▶ [DATA EXCERPTS]:
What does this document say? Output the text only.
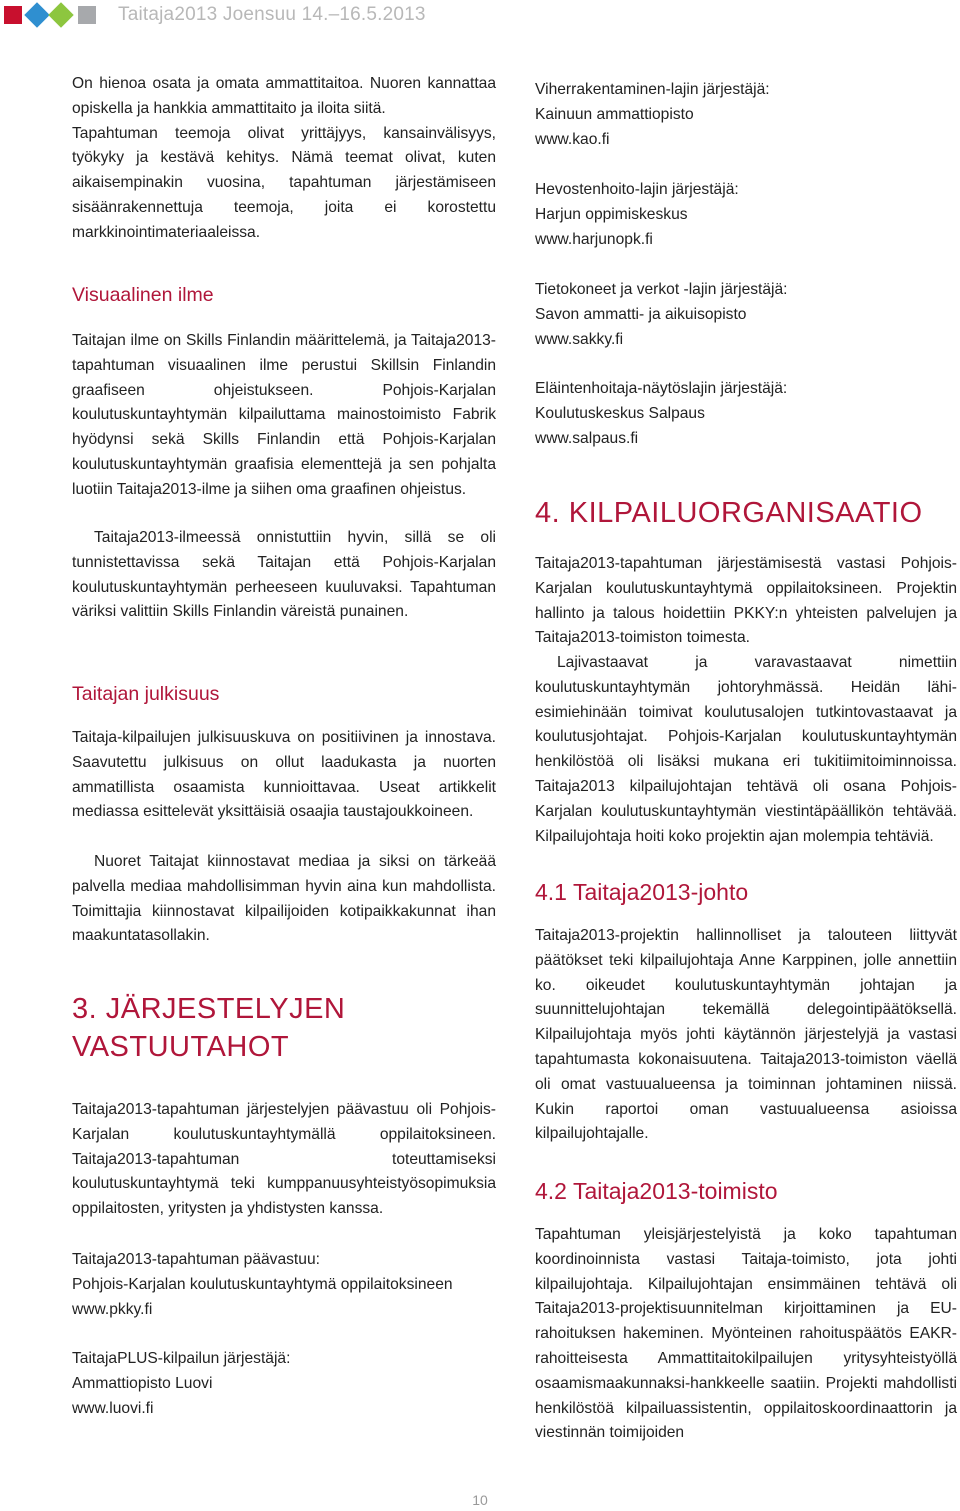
Taitaja2013 Joensuu 14.–16.5.2013

On hienoa osata ja omata ammattitaitoa. Nuoren kannattaa opiskella ja hankkia ammattitaito ja iloita siitä.
Tapahtuman teemoja olivat yrittäjyys, kansainvälisyys, työkyky ja kestävä kehitys. Nämä teemat olivat, kuten aikaisempinakin vuosina, tapahtuman järjestämiseen sisäänrakennettuja teemoja, joita ei korostettu markkinointimateriaaleissa.

Visuaalinen ilme

Taitajan ilme on Skills Finlandin määrittelemä, ja Taitaja2013-tapahtuman visuaalinen ilme perustui Skillsin Finlandin graafiseen ohjeistukseen. Pohjois-Karjalan koulutuskuntayhtymän kilpailuttama mainostoimisto Fabrik hyödynsi sekä Skills Finlandin että Pohjois-Karjalan koulutuskuntayhtymän graafisia elementtejä ja sen pohjalta luotiin Taitaja2013-ilme ja siihen oma graafinen ohjeistus.

Taitaja2013-ilmeessä onnistuttiin hyvin, sillä se oli tunnistettavissa sekä Taitajan että Pohjois-Karjalan koulutuskuntayhtymän perheeseen kuuluvaksi. Tapahtuman väriksi valittiin Skills Finlandin väreistä punainen.

Taitajan julkisuus

Taitaja-kilpailujen julkisuuskuva on positiivinen ja innostava. Saavutettu julkisuus on ollut laadukasta ja nuorten ammatillista osaamista kunnioittavaa. Useat artikkelit mediassa esittelevät yksittäisiä osaajia taustajoukkoineen.

Nuoret Taitajat kiinnostavat mediaa ja siksi on tärkeää palvella mediaa mahdollisimman hyvin aina kun mahdollista. Toimittajia kiinnostavat kilpailijoiden kotipaikkakunnat ihan maakuntatasollakin.

3. JÄRJESTELYJEN
VASTUUTAHOT

Taitaja2013-tapahtuman järjestelyjen päävastuu oli Pohjois-Karjalan koulutuskuntayhtymällä oppilaitoksineen. Taitaja2013-tapahtuman toteuttamiseksi koulutuskuntayhtymä teki kumppanuusyhteistyösopimuksia oppilaitosten, yritysten ja yhdistysten kanssa.

Taitaja2013-tapahtuman päävastuu:
Pohjois-Karjalan koulutuskuntayhtymä oppilaitoksineen
www.pkky.fi

TaitajaPLUS-kilpailun järjestäjä:
Ammattiopisto Luovi
www.luovi.fi

Viherrakentaminen-lajin järjestäjä:
Kainuun ammattiopisto
www.kao.fi

Hevostenhoito-lajin järjestäjä:
Harjun oppimiskeskus
www.harjunopk.fi

Tietokoneet ja verkot -lajin järjestäjä:
Savon ammatti- ja aikuisopisto
www.sakky.fi

Eläintenhoitaja-näytöslajin järjestäjä:
Koulutuskeskus Salpaus
www.salpaus.fi

4. KILPAILUORGANISAATIO

Taitaja2013-tapahtuman järjestämisestä vastasi Pohjois-Karjalan koulutuskuntayhtymä oppilaitoksineen. Projektin hallinto ja talous hoidettiin PKKY:n yhteisten palvelujen ja Taitaja2013-toimiston toimesta.

Lajivastaavat ja varavastaavat nimettiin koulutuskuntayhtymän johtoryhmässä. Heidän lähi-esimiehinään toimivat koulutusalojen tutkintovastaavat ja koulutusjohtajat. Pohjois-Karjalan koulutuskuntayhtymän henkilöstöä oli lisäksi mukana eri tukitiimitoiminnoissa. Taitaja2013 kilpailujohtajan tehtävä oli osana Pohjois-Karjalan koulutuskuntayhtymän viestintäpäällikön tehtävää. Kilpailujohtaja hoiti koko projektin ajan molempia tehtäviä.

4.1 Taitaja2013-johto

Taitaja2013-projektin hallinnolliset ja talouteen liittyvät päätökset teki kilpailujohtaja Anne Karppinen, jolle annettiin ko. oikeudet koulutuskuntayhtymän johtajan ja suunnittelujohtajan tekemällä delegointipäätöksellä. Kilpailujohtaja myös johti käytännön järjestelyjä ja vastasi tapahtumasta kokonaisuutena. Taitaja2013-toimiston väellä oli omat vastuualueensa ja toiminnan johtaminen niissä. Kukin raportoi oman vastuualueensa asioissa kilpailujohtajalle.

4.2 Taitaja2013-toimisto

Tapahtuman yleisjärjestelyistä ja koko tapahtuman koordinoinnista vastasi Taitaja-toimisto, jota johti kilpailujohtaja. Kilpailujohtajan ensimmäinen tehtävä oli Taitaja2013-projektisuunnitelman kirjoittaminen ja EU-rahoituksen hakeminen. Myönteinen rahoituspäätös EAKR-rahoitteisesta Ammattitaitokilpailujen yritysyhteistyöllä osaamismaakunnaksi-hankkeelle saatiin. Projekti mahdollisti henkilöstöä kilpailuassistentin, oppilaitoskoordinaattorin ja viestinnän toimijoiden

10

▶ [WHAT YOU WILL DO]:
Copy all lines from the material that hold "Taitajan".

▶ [FULL OUTPUT]:
Taitajan ilme on Skills Finlandin määrittelemä, ja Taitaja2013-tapahtuman visuaalinen ilme perustui Skillsin Finlandin graafiseen ohjeistukseen. Pohjois-Karjalan koulutuskuntayhtymän kilpailuttama mainostoimisto Fabrik hyödynsi sekä Skills Finlandin että Pohjois-Karjalan koulutuskuntayhtymän graafisia elementtejä ja sen pohjalta luotiin Taitaja2013-ilme ja siihen oma graafinen ohjeistus.
Taitaja2013-ilmeessä onnistuttiin hyvin, sillä se oli tunnistettavissa sekä Taitajan että Pohjois-Karjalan koulutuskuntayhtymän perheeseen kuuluvaksi. Tapahtuman väriksi valittiin Skills Finlandin väreistä punainen.
Taitajan julkisuus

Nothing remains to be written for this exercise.